Your answer must consist solely of the number of lines that contain the word "negative".

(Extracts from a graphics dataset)
%%
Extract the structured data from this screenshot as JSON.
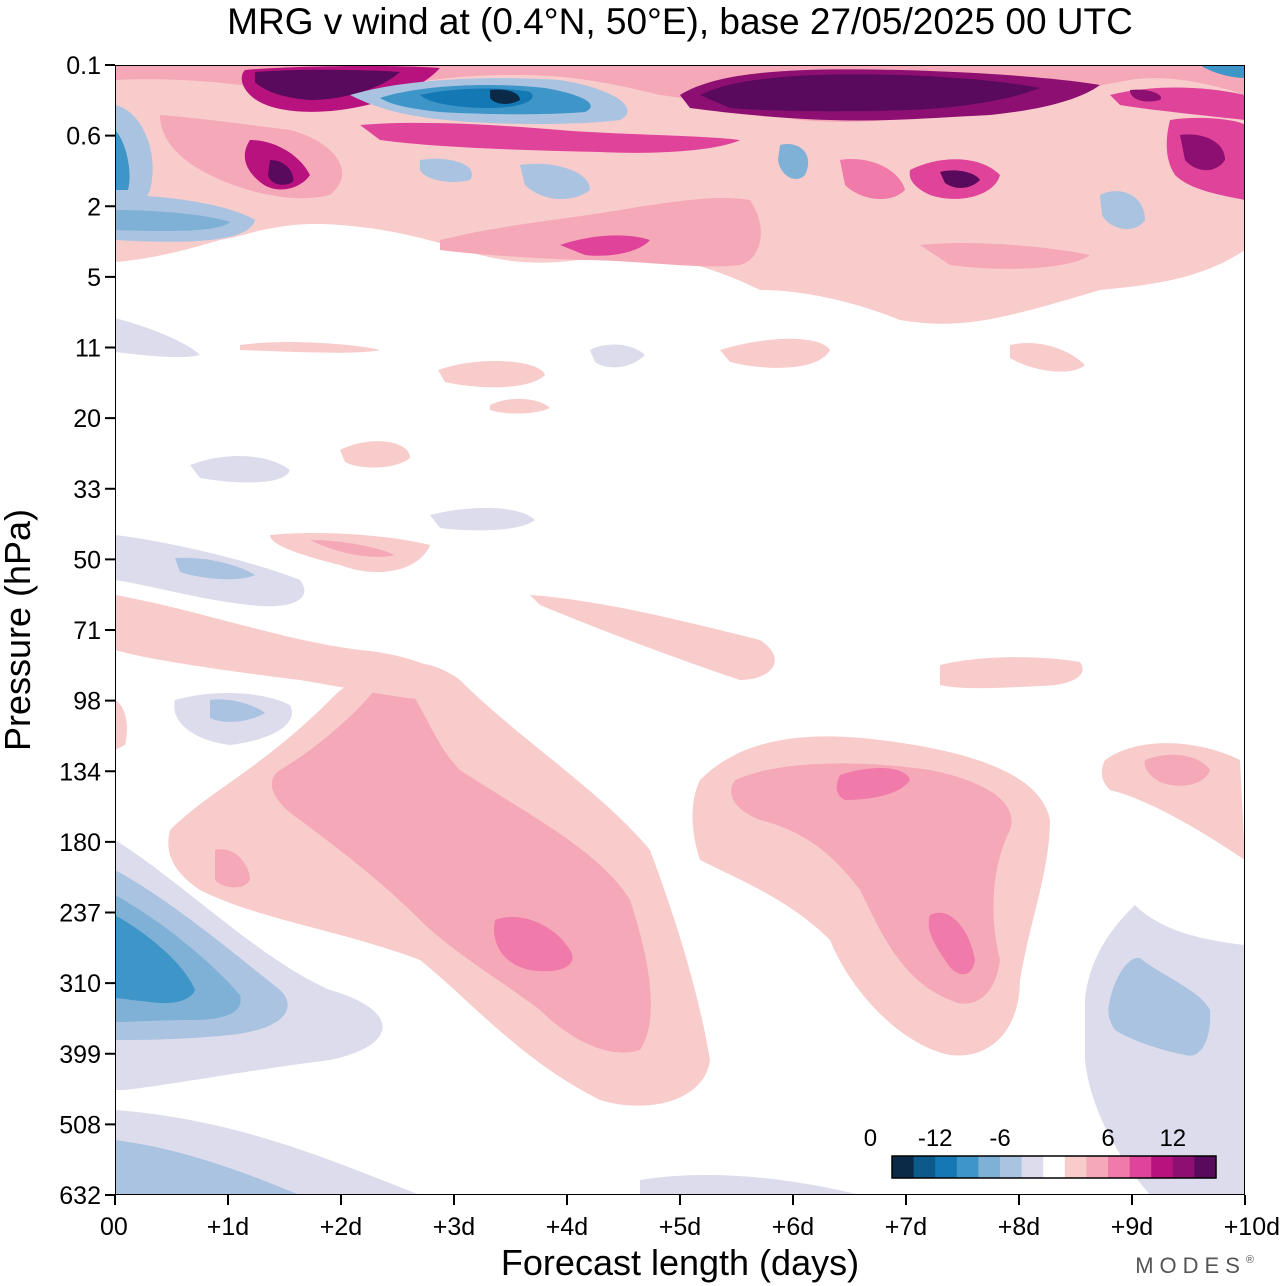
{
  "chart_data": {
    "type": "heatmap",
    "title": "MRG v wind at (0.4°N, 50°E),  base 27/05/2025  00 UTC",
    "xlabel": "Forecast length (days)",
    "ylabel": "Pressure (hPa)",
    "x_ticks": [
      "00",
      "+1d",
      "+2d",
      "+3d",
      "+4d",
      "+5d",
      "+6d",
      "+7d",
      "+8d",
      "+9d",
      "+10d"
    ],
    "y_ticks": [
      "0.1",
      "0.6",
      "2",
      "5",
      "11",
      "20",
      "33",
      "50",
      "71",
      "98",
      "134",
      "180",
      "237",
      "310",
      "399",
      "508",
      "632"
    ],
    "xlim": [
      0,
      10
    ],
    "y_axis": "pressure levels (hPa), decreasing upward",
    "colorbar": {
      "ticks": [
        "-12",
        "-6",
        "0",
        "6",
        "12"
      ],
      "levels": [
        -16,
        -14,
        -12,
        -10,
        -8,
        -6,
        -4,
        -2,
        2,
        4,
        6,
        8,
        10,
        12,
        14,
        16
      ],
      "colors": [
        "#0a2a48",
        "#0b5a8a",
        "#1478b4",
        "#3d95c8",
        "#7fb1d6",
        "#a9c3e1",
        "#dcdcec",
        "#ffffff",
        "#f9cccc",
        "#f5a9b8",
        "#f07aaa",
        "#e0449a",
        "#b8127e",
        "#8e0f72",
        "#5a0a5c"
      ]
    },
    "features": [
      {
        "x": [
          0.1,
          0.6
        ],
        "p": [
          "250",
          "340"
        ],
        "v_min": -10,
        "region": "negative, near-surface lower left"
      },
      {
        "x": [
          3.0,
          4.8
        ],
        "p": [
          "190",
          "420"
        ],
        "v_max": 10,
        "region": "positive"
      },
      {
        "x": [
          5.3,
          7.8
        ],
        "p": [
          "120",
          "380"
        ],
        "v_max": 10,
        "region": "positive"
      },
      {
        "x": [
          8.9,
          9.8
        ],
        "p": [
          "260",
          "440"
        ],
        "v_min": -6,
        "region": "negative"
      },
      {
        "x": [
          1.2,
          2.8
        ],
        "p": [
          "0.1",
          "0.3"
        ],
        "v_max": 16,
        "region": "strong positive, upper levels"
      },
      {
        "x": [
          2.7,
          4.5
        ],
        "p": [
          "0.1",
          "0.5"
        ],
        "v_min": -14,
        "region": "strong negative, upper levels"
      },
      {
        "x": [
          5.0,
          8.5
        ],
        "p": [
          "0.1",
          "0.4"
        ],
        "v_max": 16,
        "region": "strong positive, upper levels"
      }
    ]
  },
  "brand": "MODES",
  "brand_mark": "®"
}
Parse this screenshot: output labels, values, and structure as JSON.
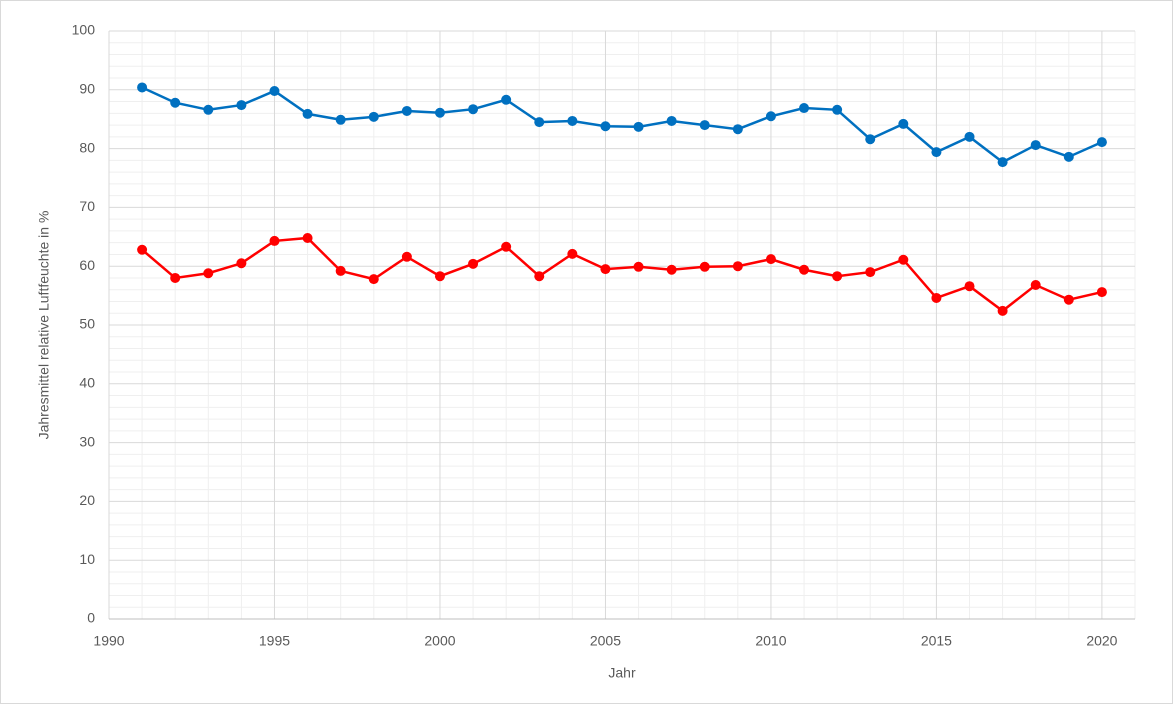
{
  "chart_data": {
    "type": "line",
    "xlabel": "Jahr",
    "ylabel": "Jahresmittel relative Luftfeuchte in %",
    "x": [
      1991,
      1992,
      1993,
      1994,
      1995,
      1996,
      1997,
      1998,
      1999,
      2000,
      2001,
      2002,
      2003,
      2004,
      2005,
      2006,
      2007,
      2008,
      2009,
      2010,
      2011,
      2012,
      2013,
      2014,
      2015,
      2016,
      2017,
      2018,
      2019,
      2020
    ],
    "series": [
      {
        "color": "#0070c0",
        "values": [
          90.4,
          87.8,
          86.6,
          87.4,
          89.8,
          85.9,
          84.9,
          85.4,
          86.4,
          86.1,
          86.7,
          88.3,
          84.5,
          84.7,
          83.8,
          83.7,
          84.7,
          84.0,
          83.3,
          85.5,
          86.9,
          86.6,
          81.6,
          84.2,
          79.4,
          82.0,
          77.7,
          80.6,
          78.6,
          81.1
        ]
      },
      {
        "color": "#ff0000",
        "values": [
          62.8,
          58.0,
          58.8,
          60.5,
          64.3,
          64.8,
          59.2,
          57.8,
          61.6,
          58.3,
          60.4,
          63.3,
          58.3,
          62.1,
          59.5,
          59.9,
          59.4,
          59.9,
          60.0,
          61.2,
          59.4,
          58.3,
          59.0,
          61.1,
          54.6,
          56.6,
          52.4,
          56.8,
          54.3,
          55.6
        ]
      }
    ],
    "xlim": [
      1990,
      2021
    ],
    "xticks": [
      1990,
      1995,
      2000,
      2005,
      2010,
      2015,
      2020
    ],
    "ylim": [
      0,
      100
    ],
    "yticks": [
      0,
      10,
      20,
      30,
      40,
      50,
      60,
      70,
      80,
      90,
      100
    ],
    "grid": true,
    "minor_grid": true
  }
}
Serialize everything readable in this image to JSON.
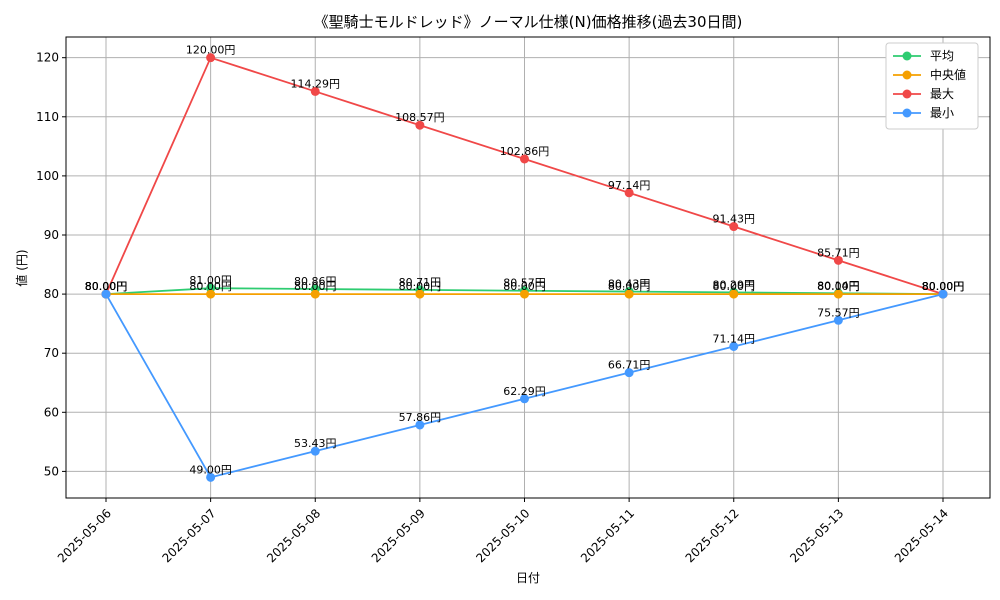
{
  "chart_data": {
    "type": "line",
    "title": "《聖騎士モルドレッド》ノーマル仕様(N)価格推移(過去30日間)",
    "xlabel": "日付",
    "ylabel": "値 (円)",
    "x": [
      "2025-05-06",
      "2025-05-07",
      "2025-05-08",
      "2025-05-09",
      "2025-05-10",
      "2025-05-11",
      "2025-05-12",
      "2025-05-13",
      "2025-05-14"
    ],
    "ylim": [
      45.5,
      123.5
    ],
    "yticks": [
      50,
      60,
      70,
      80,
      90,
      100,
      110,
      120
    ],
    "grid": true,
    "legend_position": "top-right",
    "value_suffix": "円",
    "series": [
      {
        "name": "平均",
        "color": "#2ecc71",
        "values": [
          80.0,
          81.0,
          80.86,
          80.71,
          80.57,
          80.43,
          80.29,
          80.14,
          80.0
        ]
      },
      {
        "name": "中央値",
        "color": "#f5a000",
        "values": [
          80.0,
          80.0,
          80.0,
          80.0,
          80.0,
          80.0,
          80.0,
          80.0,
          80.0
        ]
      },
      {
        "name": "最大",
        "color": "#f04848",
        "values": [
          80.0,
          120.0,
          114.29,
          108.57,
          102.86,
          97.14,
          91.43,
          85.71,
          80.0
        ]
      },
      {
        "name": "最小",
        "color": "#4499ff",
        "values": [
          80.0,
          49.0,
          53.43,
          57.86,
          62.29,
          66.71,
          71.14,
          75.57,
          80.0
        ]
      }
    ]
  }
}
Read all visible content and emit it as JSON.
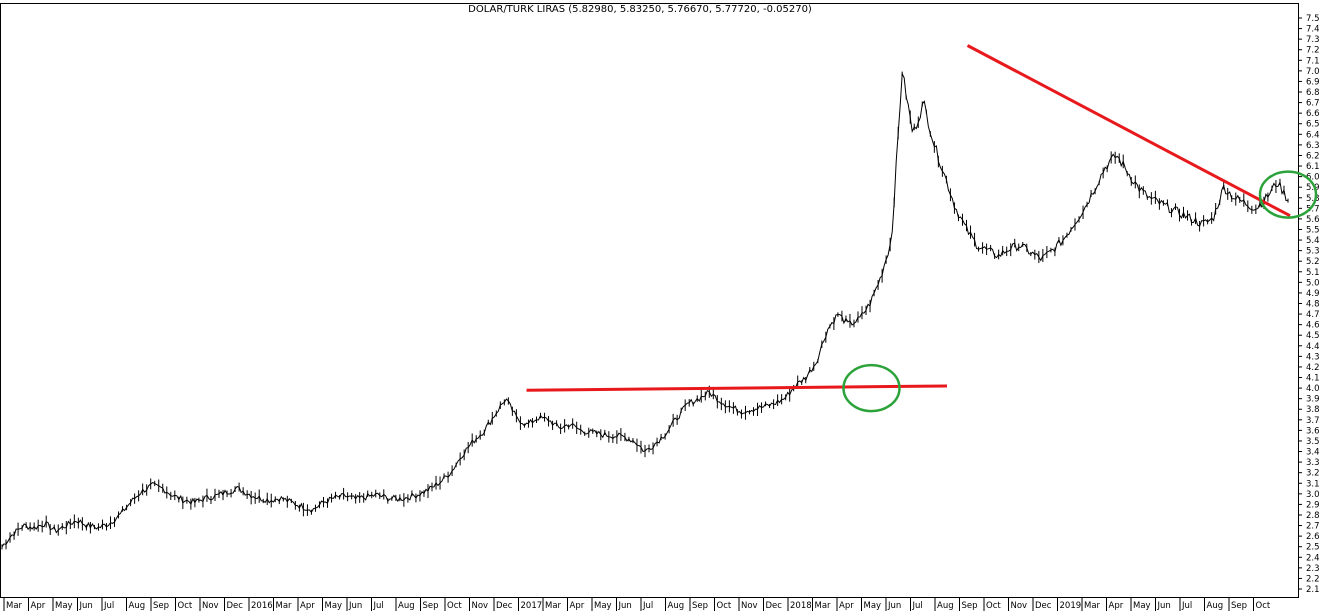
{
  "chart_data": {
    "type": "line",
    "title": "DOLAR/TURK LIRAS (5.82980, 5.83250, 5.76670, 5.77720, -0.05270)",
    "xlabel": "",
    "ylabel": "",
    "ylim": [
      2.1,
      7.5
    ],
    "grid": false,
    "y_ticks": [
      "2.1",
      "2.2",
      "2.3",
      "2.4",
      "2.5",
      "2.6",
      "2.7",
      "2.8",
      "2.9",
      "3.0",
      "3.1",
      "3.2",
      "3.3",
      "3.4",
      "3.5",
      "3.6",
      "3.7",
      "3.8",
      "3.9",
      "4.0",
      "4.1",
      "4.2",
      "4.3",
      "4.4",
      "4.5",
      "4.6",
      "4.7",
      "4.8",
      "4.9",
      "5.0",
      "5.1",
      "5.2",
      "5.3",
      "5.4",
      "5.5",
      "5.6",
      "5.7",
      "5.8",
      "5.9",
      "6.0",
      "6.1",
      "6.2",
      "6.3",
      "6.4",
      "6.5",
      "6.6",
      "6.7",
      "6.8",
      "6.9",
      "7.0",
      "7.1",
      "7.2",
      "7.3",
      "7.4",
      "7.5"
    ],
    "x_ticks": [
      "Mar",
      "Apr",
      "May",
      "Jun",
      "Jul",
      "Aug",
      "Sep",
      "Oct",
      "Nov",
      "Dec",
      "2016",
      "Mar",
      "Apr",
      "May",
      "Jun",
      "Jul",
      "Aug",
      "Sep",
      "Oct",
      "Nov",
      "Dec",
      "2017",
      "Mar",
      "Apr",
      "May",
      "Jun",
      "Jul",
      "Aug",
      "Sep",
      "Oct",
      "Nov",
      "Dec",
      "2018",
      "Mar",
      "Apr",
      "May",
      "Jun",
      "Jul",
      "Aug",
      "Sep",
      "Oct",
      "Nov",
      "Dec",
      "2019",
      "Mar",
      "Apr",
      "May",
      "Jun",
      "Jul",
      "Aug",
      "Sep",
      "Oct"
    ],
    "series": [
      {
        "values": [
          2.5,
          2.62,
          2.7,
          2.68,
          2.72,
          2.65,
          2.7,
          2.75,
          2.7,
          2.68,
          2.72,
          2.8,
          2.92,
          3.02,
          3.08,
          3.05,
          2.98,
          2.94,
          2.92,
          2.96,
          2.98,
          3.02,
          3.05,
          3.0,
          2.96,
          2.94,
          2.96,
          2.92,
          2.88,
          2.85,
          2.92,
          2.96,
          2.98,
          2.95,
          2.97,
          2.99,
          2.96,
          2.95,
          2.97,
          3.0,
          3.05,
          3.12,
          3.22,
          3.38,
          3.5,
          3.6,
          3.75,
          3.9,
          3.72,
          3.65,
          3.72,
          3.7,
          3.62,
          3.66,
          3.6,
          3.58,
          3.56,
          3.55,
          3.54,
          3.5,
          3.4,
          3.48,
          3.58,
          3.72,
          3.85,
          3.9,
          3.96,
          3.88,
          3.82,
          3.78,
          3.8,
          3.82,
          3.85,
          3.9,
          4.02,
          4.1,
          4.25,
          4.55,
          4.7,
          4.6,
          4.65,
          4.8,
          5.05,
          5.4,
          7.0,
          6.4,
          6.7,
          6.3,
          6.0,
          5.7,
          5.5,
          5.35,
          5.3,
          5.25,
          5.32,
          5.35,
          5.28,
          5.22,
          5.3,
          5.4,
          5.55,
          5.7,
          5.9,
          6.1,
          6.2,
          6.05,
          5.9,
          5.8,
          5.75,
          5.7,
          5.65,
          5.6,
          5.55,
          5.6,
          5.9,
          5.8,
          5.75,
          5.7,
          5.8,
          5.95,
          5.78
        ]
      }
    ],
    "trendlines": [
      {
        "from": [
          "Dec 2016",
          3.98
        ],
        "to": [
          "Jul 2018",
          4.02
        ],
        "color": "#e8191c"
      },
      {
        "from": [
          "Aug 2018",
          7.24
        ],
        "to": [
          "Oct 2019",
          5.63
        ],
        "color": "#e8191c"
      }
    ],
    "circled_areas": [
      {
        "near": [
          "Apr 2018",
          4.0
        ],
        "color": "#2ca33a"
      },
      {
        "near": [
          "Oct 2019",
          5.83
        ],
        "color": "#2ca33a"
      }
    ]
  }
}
%%
Answer for this exercise: 3